Вообще у нас была очень спортивная среда. Через дорогу от дома располагался футбольный стадион, тут же — хоккейная площадка. Рядом лес, куда мы регулярно ходили кататься на лыжах. Отец был постоянно занят в клубе, естественно, я все время крутился возле него. Играл в детской команде своего возраста и годом старше. Выходил на тренировки даже со взрослыми. В сильные холода спортшкола закрывалась, и мы с пацанами шли на каток. Пять минут покатаешься, потом трешь заиндевевшие щеки и нос.
— Слышал, футбол в списке ваших спортивных пристрастий занимал первое место.
— Отец во время службы в армии играл в первой лиге. Из-за травмы его карьера прервалась, но любовь к футболу сохранилась. Со временем она передалась и мне. Если бы мы остались в Пскове, наверняка я стал бы футболистом. Там не было сильных морозов, да и хоккей развивался только на областном уровне. В Заполярье же все наоборот: холода стоят девять месяцев в году, лето — только три. В общем, мой выбор оказался продиктован самой жизнью. Хотя мне до сих пор очень нравится футбол. Когда НХЛ в очередной раз прервалась из-за локаута, я вернулся в Россию и собирался поиграть в футбол на профессиональном уровне. Была мысль найти команду из первой или второй лиги и выступать за нее. Но не срослось... Впрочем, у меня есть одно футбольное достижение, которым очень горжусь. В 2006 году я принимал участие в поединке сборной мира против сборной Англии. Игра проходила в Манчестере, на знаменитом стадионе «Олд Траффорд», под патронатом ЮНИСЕФ. Мы готовились к матчу в течение двух недель, все было очень серьезно. Да и состав нашей команды выглядел внушительно: в воротах стоял знаменитый датчанин Петер Шмейхель, в поле играли Диего Марадона и Дзола, а тренировал команду Рууд Гуллит. Против нас выступали профессионалы, совсем недавно завершившие карьеру в английской премьер-лиге. Среди звезд мирового футбола было всего несколько любителей. Причем только двое из них выдержали на поле все 90 минут — я и один итальянский актер. Я играл на позиции центрального полузащитника, отдал Марадоне аж семь передач. Пасовать кому-то еще возможности не было: англичане боролись по-настоящему, при потере мяча сразу начинали прессинговать. После первого тайма, когда мы уходили в раздевалку, легендарный аргентинец показал мне большой палец: мол, хорошо играешь. Это была высшая похвала!
— Вас вообще часто приглашали на необычные мероприятия. Звали даже в Голливуд для съемок в роли Джеймса Бонда.
— У меня в Лос-Анджелесе есть очень близкий друг, его зовут Брайан. Канадец по происхождению, он приехал в Штаты и сделал карьеру в музыкальной сфере, а сейчас работает в кинокомпании DreamWorks. Как-то он предложил принять участие в кастинге на роль Джеймса Бонда. Сначала вроде как в шутку, потом идея переросла в серьезное предложение. Но для меня было совершенно нереально принять участие в таком проекте. Регулярный сезон в НХЛ длится полгода, потом еще пару месяцев — плей-офф. Кто меня отпустит?! В общем, потешил я себя мыслью о киношном будущем и отправился на тренировку. А Джеймса Бонда в итоге сыграл Дэниел Крейг.

▸ ЗАДАНИЯ:
- 1) Ответьте на вопросы по интервью.
(а) Что находилось через дорогу от дома?
(б) В каком году проходил матч сборной мира против сборной Англии?
(в) В какой кинокомпании сейчас работает Брайан?
- 2) Определите, соответствуют ли интервью следующие утверждения. Подтвердите каждый ответ точной цитатой.
(а) Отец собеседника играл в первой лиге во время службы в армии.
(б) В Заполярье лето длится полгода.
(в) Все 90 минут на поле выдержали только двое любителей.
- 3) Продолжите интервью, начав сразу после его последней реплики.

▸ ИЗВЛЕЧЁННЫЕ ДАННЫЕ:

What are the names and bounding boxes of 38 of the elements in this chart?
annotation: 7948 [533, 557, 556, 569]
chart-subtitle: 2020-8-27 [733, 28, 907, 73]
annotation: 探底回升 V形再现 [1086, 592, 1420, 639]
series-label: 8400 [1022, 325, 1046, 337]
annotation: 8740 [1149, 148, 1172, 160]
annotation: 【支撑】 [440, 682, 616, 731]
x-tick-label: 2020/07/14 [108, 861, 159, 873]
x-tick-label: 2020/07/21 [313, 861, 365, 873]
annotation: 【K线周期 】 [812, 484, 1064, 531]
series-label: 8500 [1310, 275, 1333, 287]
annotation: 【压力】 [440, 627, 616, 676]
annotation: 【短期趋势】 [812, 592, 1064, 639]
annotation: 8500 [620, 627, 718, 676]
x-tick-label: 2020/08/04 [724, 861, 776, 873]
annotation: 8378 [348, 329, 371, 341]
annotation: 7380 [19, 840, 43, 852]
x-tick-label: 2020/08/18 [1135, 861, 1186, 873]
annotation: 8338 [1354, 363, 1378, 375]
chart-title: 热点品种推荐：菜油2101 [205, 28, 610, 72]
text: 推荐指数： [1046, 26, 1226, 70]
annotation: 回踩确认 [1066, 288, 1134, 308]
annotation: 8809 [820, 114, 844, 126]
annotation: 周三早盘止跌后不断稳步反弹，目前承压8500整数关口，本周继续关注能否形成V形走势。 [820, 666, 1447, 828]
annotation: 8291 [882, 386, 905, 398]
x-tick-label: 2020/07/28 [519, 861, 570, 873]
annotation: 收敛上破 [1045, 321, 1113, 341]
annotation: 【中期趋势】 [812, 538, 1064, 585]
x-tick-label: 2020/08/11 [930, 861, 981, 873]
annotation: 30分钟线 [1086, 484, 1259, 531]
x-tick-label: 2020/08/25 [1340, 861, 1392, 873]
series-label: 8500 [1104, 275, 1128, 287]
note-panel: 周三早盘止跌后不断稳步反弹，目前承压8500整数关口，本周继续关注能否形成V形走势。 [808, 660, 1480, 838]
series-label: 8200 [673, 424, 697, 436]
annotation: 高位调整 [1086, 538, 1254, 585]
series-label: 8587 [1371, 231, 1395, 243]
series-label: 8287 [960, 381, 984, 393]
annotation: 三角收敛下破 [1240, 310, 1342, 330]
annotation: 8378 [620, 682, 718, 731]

▸ ОТВЕТЫ К ЗАДАНИЯМ:
- 1)
(а) Футбольный стадион.
(б) В 2006 году.
(в) В DreamWorks.

- 2)
(а) Да: «Отец во время службы в армии играл в первой лиге».
(б) Нет: «холода стоят девять месяцев в году, лето — только три».
(в) Да: «только двое из них выдержали на поле все 90 минут».

- 3)
— Раз уж мы заговорили о кино... Недавно по экранам страны прошел фильм «Легенда № 17», где одним из ключевых эпизодов стала сцена знакомства Валерия Харламова с Борисом Михайловым и Владимиром Петровым. Вы помните, когда впервые увидели своих партнеров по звену — Павла Буре и Александра Могильного?
— Я пришел в ЦСКА в 1986 году, к тому времени Саша Могильный уже играл в Москве. Впервые я увидел его на предсезонной подготовке, в зале для тяжелой атлетики на Комсомольском проспекте. Первое впечатление: ну и машина! Он был настоящим здоровяком по сравнению со мной. Мне тогда было шестнадцать лет, и лежа я не мог выжать штангу весом 60 килограммов. Но уже через год поднимал за тренировку 27 тонн. Павел Буре присоединился к ЦСКА спустя еще два года. Сразу стало понятно, что это очень талантливый и быстрый хоккеист. К сожалению, мы мало играли вместе. С Могильным провели достаточное количество матчей, а вот всей тройкой — считаное число. Хотя сложись все по-другому, это было бы сумасшедшее звено. Не хуже других первых троек ЦСКА и сборной. Хорошо помню чемпионат мира-1989 среди молодежи в Анкоридже, на котором мы выступали вместе. Извините за бахвальство, но соперники тогда были разорваны в пух и прах. И канадцев, и американцев обыграли с разницей в несколько шайб. Потом Виктор Тихонов взял нас с Сашей в Стокгольм, на чемпионат мира среди взрослых. Матчи проходили на только что построенной «Глобен-арене», и сборная вернула себе звание чемпионов мира. После возвращения в честь такой победы мы попросили у начальства квартиры и машины. Но нам не дали, сказали: молодые еще, не заслужили.
— Вы что же, ездили на тренировки на троллейбусе?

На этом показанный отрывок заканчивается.